START

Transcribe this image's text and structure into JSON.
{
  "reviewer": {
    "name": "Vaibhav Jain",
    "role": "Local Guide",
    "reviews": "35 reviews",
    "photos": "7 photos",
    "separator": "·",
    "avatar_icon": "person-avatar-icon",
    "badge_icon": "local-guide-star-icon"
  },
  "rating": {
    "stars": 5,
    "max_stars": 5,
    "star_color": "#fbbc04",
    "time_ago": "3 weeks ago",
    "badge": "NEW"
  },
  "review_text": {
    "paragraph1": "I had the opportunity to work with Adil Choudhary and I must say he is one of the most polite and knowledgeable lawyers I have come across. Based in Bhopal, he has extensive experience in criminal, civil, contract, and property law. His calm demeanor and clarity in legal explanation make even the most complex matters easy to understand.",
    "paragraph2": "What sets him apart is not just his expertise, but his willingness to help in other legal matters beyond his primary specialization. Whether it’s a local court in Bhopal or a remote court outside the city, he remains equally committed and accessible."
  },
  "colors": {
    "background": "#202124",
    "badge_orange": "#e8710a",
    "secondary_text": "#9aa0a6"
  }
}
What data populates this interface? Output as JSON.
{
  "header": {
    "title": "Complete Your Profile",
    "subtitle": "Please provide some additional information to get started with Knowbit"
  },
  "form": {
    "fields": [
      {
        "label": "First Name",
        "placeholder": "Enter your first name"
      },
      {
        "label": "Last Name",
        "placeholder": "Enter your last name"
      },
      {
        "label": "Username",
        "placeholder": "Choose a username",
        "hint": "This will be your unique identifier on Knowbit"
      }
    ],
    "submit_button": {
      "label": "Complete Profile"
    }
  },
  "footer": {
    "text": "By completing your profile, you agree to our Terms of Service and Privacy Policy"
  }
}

END

## Task details
Copy exactly the lines from the one containing "What data populates" through the last line of the records, both included, and nothing else.

## The solution
What data populates this interface? Output as JSON.
{
  "header": {
    "title": "Complete Your Profile",
    "subtitle": "Please provide some additional information to get started with Knowbit"
  },
  "form": {
    "fields": [
      {
        "label": "First Name",
        "placeholder": "Enter your first name"
      },
      {
        "label": "Last Name",
        "placeholder": "Enter your last name"
      },
      {
        "label": "Username",
        "placeholder": "Choose a username",
        "hint": "This will be your unique identifier on Knowbit"
      }
    ],
    "submit_button": {
      "label": "Complete Profile"
    }
  },
  "footer": {
    "text": "By completing your profile, you agree to our Terms of Service and Privacy Policy"
  }
}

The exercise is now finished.